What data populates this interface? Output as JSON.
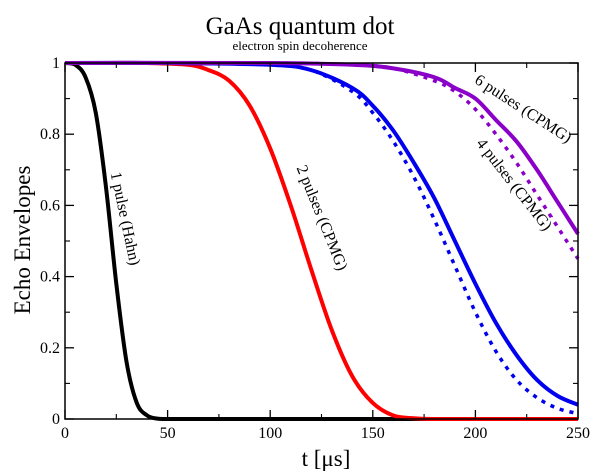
{
  "chart_data": {
    "type": "line",
    "title": "GaAs quantum dot",
    "subtitle": "electron spin decoherence",
    "xlabel": "t [μs]",
    "ylabel": "Echo Envelopes",
    "xlim": [
      0,
      250
    ],
    "ylim": [
      0,
      1
    ],
    "xticks": [
      0,
      50,
      100,
      150,
      200,
      250
    ],
    "yticks": [
      0,
      0.2,
      0.4,
      0.6,
      0.8,
      1
    ],
    "ytick_labels": [
      "0",
      "0.2",
      "0.4",
      "0.6",
      "0.8",
      "1"
    ],
    "grid": false,
    "legend": "none",
    "colors": {
      "hahn": "#000000",
      "cpmg2": "#ff0000",
      "cpmg4": "#0000ee",
      "cpmg6": "#8a00c8"
    },
    "series": [
      {
        "name": "1 pulse (Hahn)",
        "color": "#000000",
        "style": "solid",
        "x": [
          0,
          5,
          10,
          15,
          20,
          25,
          30,
          35,
          40,
          45,
          50,
          60,
          80,
          100,
          150,
          200,
          250
        ],
        "y": [
          1.0,
          0.995,
          0.96,
          0.86,
          0.65,
          0.38,
          0.16,
          0.045,
          0.01,
          0.001,
          0.0,
          0.0,
          0.0,
          0.0,
          0.0,
          0.0,
          0.0
        ]
      },
      {
        "name": "2 pulses (CPMG)",
        "color": "#ff0000",
        "style": "solid",
        "x": [
          0,
          20,
          40,
          60,
          70,
          80,
          90,
          100,
          110,
          120,
          130,
          140,
          150,
          160,
          170,
          180,
          200,
          250
        ],
        "y": [
          1.0,
          1.0,
          1.0,
          0.995,
          0.98,
          0.95,
          0.88,
          0.76,
          0.6,
          0.42,
          0.25,
          0.12,
          0.045,
          0.01,
          0.002,
          0.0,
          0.0,
          0.0
        ]
      },
      {
        "name": "4 pulses (CPMG)",
        "color": "#0000ee",
        "style": "solid",
        "x": [
          0,
          50,
          100,
          120,
          140,
          150,
          160,
          170,
          180,
          190,
          200,
          210,
          220,
          230,
          240,
          250
        ],
        "y": [
          1.0,
          1.0,
          0.995,
          0.98,
          0.93,
          0.88,
          0.81,
          0.72,
          0.62,
          0.5,
          0.38,
          0.27,
          0.18,
          0.11,
          0.065,
          0.04
        ]
      },
      {
        "name": "",
        "color": "#0000ee",
        "style": "dotted",
        "x": [
          0,
          50,
          100,
          120,
          140,
          150,
          160,
          170,
          180,
          190,
          200,
          210,
          220,
          230,
          240,
          250
        ],
        "y": [
          1.0,
          1.0,
          0.995,
          0.98,
          0.92,
          0.86,
          0.78,
          0.68,
          0.56,
          0.43,
          0.3,
          0.19,
          0.11,
          0.06,
          0.03,
          0.015
        ]
      },
      {
        "name": "6 pulses (CPMG)",
        "color": "#8a00c8",
        "style": "solid",
        "x": [
          0,
          100,
          140,
          160,
          180,
          190,
          200,
          210,
          220,
          230,
          240,
          250
        ],
        "y": [
          1.0,
          1.0,
          0.995,
          0.985,
          0.96,
          0.93,
          0.9,
          0.84,
          0.78,
          0.7,
          0.61,
          0.52
        ]
      },
      {
        "name": "",
        "color": "#8a00c8",
        "style": "dotted",
        "x": [
          0,
          100,
          140,
          160,
          180,
          190,
          200,
          210,
          220,
          230,
          240,
          250
        ],
        "y": [
          1.0,
          1.0,
          0.995,
          0.985,
          0.95,
          0.92,
          0.87,
          0.8,
          0.72,
          0.63,
          0.54,
          0.45
        ]
      }
    ],
    "annotations": [
      {
        "text": "1 pulse (Hahn)",
        "x": 27,
        "y": 0.56,
        "angle": 78
      },
      {
        "text": "2 pulses (CPMG)",
        "x": 123,
        "y": 0.56,
        "angle": 68
      },
      {
        "text": "4 pulses (CPMG)",
        "x": 217,
        "y": 0.65,
        "angle": 52
      },
      {
        "text": "6 pulses (CPMG)",
        "x": 222,
        "y": 0.86,
        "angle": 33
      }
    ]
  }
}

______

- EXERCISE PROMPT -
Leave out the pictures and output every record above precisely as given.

- RESULT -
What data populates this interface? Output as JSON.
{
  "chart_data": {
    "type": "line",
    "title": "GaAs quantum dot",
    "subtitle": "electron spin decoherence",
    "xlabel": "t [μs]",
    "ylabel": "Echo Envelopes",
    "xlim": [
      0,
      250
    ],
    "ylim": [
      0,
      1
    ],
    "xticks": [
      0,
      50,
      100,
      150,
      200,
      250
    ],
    "yticks": [
      0,
      0.2,
      0.4,
      0.6,
      0.8,
      1
    ],
    "ytick_labels": [
      "0",
      "0.2",
      "0.4",
      "0.6",
      "0.8",
      "1"
    ],
    "grid": false,
    "legend": "none",
    "colors": {
      "hahn": "#000000",
      "cpmg2": "#ff0000",
      "cpmg4": "#0000ee",
      "cpmg6": "#8a00c8"
    },
    "series": [
      {
        "name": "1 pulse (Hahn)",
        "color": "#000000",
        "style": "solid",
        "x": [
          0,
          5,
          10,
          15,
          20,
          25,
          30,
          35,
          40,
          45,
          50,
          60,
          80,
          100,
          150,
          200,
          250
        ],
        "y": [
          1.0,
          0.995,
          0.96,
          0.86,
          0.65,
          0.38,
          0.16,
          0.045,
          0.01,
          0.001,
          0.0,
          0.0,
          0.0,
          0.0,
          0.0,
          0.0,
          0.0
        ]
      },
      {
        "name": "2 pulses (CPMG)",
        "color": "#ff0000",
        "style": "solid",
        "x": [
          0,
          20,
          40,
          60,
          70,
          80,
          90,
          100,
          110,
          120,
          130,
          140,
          150,
          160,
          170,
          180,
          200,
          250
        ],
        "y": [
          1.0,
          1.0,
          1.0,
          0.995,
          0.98,
          0.95,
          0.88,
          0.76,
          0.6,
          0.42,
          0.25,
          0.12,
          0.045,
          0.01,
          0.002,
          0.0,
          0.0,
          0.0
        ]
      },
      {
        "name": "4 pulses (CPMG)",
        "color": "#0000ee",
        "style": "solid",
        "x": [
          0,
          50,
          100,
          120,
          140,
          150,
          160,
          170,
          180,
          190,
          200,
          210,
          220,
          230,
          240,
          250
        ],
        "y": [
          1.0,
          1.0,
          0.995,
          0.98,
          0.93,
          0.88,
          0.81,
          0.72,
          0.62,
          0.5,
          0.38,
          0.27,
          0.18,
          0.11,
          0.065,
          0.04
        ]
      },
      {
        "name": "",
        "color": "#0000ee",
        "style": "dotted",
        "x": [
          0,
          50,
          100,
          120,
          140,
          150,
          160,
          170,
          180,
          190,
          200,
          210,
          220,
          230,
          240,
          250
        ],
        "y": [
          1.0,
          1.0,
          0.995,
          0.98,
          0.92,
          0.86,
          0.78,
          0.68,
          0.56,
          0.43,
          0.3,
          0.19,
          0.11,
          0.06,
          0.03,
          0.015
        ]
      },
      {
        "name": "6 pulses (CPMG)",
        "color": "#8a00c8",
        "style": "solid",
        "x": [
          0,
          100,
          140,
          160,
          180,
          190,
          200,
          210,
          220,
          230,
          240,
          250
        ],
        "y": [
          1.0,
          1.0,
          0.995,
          0.985,
          0.96,
          0.93,
          0.9,
          0.84,
          0.78,
          0.7,
          0.61,
          0.52
        ]
      },
      {
        "name": "",
        "color": "#8a00c8",
        "style": "dotted",
        "x": [
          0,
          100,
          140,
          160,
          180,
          190,
          200,
          210,
          220,
          230,
          240,
          250
        ],
        "y": [
          1.0,
          1.0,
          0.995,
          0.985,
          0.95,
          0.92,
          0.87,
          0.8,
          0.72,
          0.63,
          0.54,
          0.45
        ]
      }
    ],
    "annotations": [
      {
        "text": "1 pulse (Hahn)",
        "x": 27,
        "y": 0.56,
        "angle": 78
      },
      {
        "text": "2 pulses (CPMG)",
        "x": 123,
        "y": 0.56,
        "angle": 68
      },
      {
        "text": "4 pulses (CPMG)",
        "x": 217,
        "y": 0.65,
        "angle": 52
      },
      {
        "text": "6 pulses (CPMG)",
        "x": 222,
        "y": 0.86,
        "angle": 33
      }
    ]
  }
}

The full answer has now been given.